*What is needed*:
Give the number of lines below that contain "this", with no other output.

*Task material*:
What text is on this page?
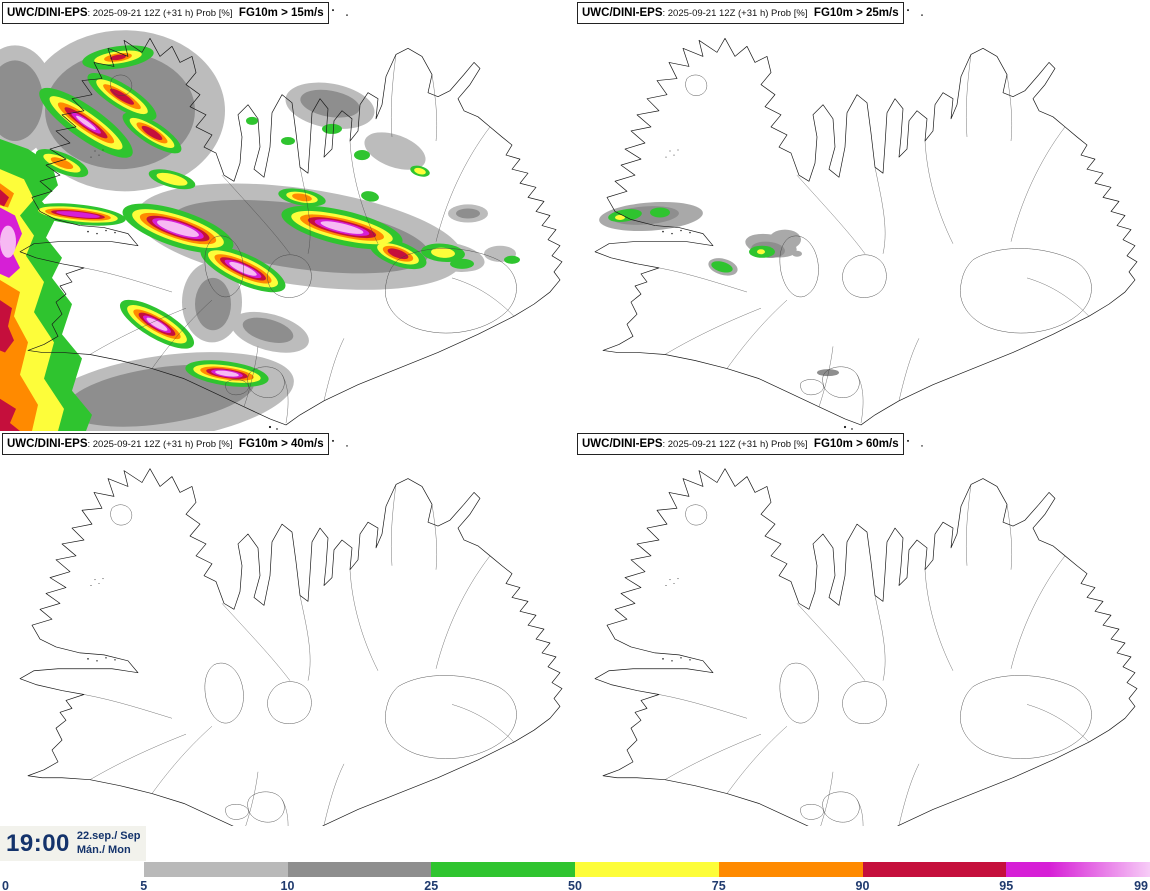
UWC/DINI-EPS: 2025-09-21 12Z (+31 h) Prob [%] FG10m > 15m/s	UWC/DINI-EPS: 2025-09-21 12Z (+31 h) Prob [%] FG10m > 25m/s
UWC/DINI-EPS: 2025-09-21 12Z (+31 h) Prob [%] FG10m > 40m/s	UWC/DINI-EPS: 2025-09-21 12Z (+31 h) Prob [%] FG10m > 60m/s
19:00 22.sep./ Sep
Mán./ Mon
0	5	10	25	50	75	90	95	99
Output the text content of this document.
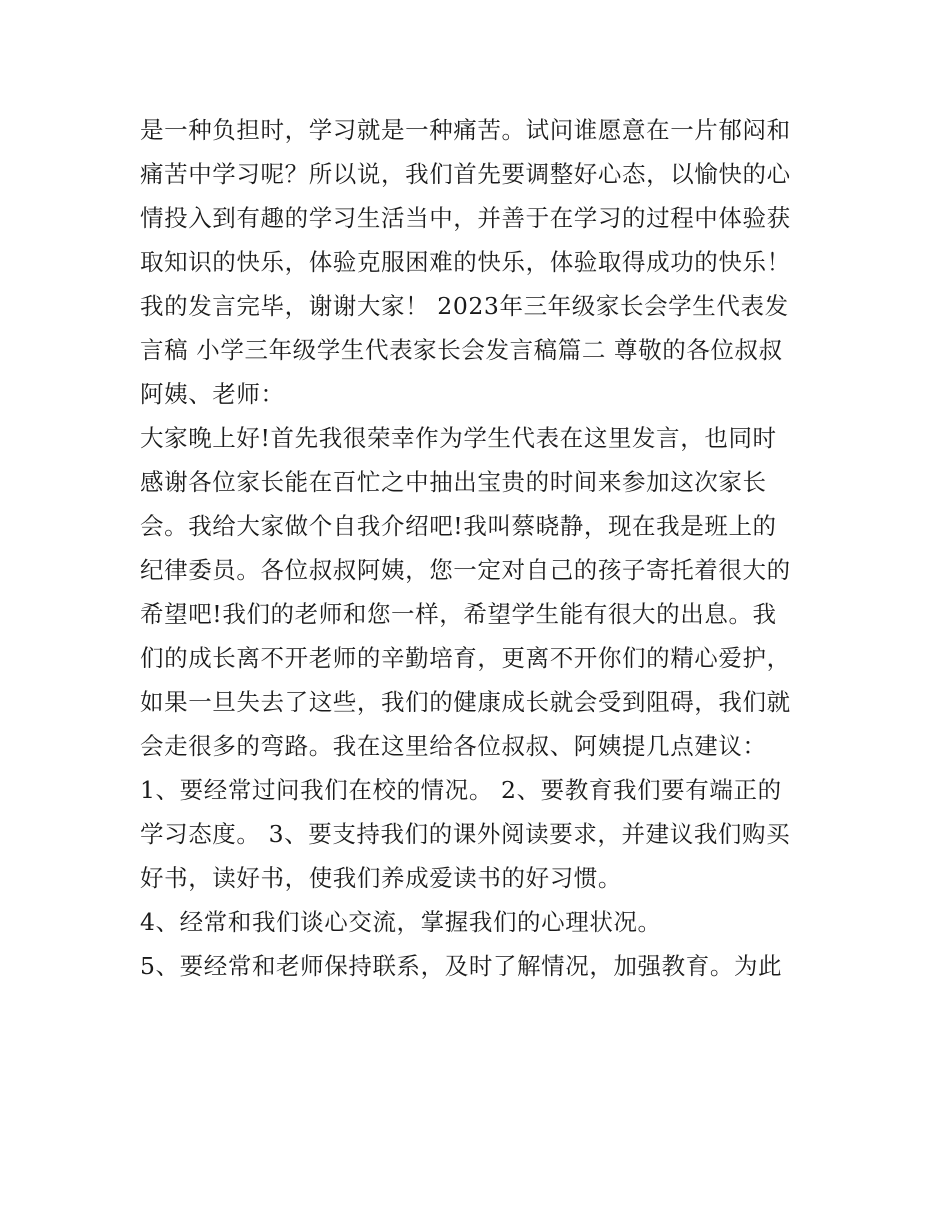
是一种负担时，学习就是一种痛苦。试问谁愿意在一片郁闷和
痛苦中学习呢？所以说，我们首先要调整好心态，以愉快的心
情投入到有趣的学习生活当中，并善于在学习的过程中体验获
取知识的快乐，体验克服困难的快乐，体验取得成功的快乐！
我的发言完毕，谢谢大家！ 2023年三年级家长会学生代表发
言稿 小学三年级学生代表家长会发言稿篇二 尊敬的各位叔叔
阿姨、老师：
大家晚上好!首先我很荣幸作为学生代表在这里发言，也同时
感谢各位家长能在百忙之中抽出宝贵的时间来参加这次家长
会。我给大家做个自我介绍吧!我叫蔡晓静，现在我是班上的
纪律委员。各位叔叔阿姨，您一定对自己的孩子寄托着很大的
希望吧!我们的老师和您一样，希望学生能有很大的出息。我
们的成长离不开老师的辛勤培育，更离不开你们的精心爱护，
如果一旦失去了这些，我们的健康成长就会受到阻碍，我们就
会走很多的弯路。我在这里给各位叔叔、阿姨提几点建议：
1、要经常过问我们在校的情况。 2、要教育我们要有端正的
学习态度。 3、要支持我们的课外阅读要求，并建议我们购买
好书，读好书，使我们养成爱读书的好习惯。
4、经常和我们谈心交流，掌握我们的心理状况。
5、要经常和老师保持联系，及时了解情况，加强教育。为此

--

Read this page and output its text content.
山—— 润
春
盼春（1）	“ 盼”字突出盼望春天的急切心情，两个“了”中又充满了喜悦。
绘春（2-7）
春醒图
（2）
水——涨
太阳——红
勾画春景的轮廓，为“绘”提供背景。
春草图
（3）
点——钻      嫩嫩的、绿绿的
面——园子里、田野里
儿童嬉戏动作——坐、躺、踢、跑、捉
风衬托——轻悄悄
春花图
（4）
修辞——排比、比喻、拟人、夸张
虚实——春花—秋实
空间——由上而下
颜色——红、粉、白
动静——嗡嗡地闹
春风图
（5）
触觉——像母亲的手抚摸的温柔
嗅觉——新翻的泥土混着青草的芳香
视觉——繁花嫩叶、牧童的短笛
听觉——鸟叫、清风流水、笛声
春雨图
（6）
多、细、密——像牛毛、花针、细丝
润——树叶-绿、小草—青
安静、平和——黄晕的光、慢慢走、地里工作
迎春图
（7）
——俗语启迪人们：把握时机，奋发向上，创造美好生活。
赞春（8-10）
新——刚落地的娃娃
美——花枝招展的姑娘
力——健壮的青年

*Written answer*:
3